**TO DO:**
Determine how many lines contain the string "sprzedaży". Respond with that number and nothing more.

* start INFORMATION GIVEN *

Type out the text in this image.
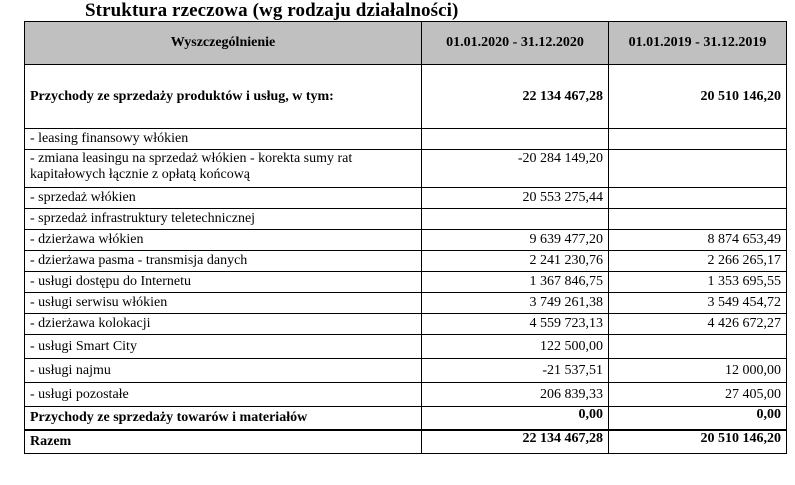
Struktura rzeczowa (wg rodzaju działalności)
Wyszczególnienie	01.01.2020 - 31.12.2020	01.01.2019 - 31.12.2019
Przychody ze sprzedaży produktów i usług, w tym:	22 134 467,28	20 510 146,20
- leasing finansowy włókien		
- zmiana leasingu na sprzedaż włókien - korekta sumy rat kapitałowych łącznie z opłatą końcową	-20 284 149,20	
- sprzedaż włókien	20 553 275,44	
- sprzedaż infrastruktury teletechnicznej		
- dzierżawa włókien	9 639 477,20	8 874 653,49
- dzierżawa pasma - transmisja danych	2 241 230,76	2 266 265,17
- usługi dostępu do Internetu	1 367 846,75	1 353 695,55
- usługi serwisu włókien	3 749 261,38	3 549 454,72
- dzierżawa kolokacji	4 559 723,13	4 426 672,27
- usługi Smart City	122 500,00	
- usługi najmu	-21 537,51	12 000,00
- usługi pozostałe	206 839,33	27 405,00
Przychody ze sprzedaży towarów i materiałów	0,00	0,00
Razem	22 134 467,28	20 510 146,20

* end INFORMATION GIVEN *
* start INFORMATION GIVEN *

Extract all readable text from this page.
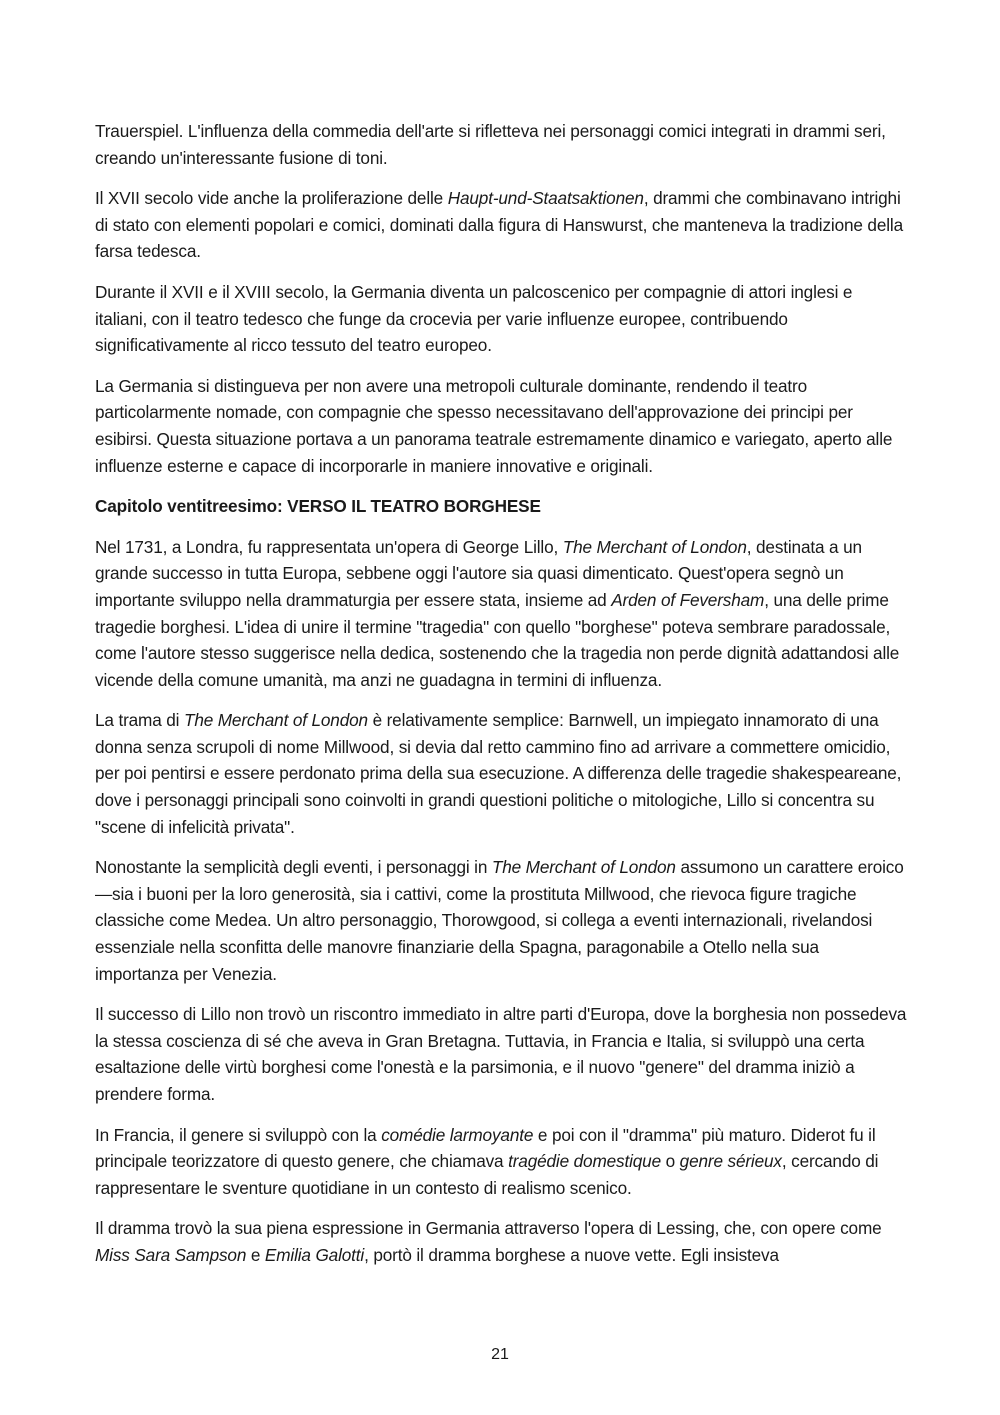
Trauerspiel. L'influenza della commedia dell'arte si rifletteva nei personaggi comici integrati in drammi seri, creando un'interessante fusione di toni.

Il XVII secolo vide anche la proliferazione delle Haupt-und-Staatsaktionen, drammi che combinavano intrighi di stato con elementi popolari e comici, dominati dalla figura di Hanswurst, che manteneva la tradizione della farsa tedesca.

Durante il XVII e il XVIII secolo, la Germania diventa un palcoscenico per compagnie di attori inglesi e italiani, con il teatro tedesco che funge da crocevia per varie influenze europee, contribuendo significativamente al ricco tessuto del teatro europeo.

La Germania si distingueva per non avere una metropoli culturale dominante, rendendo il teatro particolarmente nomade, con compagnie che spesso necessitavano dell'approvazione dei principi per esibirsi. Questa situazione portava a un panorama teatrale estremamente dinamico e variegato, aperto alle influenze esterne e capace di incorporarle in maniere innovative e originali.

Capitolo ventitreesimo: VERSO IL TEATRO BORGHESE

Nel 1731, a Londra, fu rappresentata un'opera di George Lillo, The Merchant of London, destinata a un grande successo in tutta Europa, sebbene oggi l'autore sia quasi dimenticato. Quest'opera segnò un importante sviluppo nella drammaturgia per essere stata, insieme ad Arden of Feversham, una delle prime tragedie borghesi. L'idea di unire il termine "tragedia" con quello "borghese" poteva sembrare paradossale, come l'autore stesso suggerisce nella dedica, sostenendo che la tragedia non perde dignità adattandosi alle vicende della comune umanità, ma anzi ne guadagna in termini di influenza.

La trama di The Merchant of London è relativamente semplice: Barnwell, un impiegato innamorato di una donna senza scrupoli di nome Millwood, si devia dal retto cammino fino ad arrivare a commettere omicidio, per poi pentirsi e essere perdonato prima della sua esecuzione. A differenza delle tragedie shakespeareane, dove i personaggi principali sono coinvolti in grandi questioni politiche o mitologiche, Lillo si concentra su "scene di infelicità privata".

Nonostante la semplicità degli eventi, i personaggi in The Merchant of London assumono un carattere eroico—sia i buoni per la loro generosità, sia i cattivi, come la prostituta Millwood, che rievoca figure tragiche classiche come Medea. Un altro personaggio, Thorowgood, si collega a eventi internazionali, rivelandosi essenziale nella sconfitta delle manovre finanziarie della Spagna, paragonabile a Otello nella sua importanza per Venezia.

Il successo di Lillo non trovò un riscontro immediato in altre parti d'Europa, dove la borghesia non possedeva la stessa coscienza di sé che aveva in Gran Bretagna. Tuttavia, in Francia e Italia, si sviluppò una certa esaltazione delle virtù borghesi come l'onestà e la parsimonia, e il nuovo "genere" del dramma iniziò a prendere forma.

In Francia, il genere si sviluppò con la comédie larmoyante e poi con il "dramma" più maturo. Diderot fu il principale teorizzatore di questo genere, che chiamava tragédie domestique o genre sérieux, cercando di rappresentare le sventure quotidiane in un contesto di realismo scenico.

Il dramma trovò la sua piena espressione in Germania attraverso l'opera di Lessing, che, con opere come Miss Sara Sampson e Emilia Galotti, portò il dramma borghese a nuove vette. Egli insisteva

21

* end INFORMATION GIVEN *

**TASK OUTPUT:**
2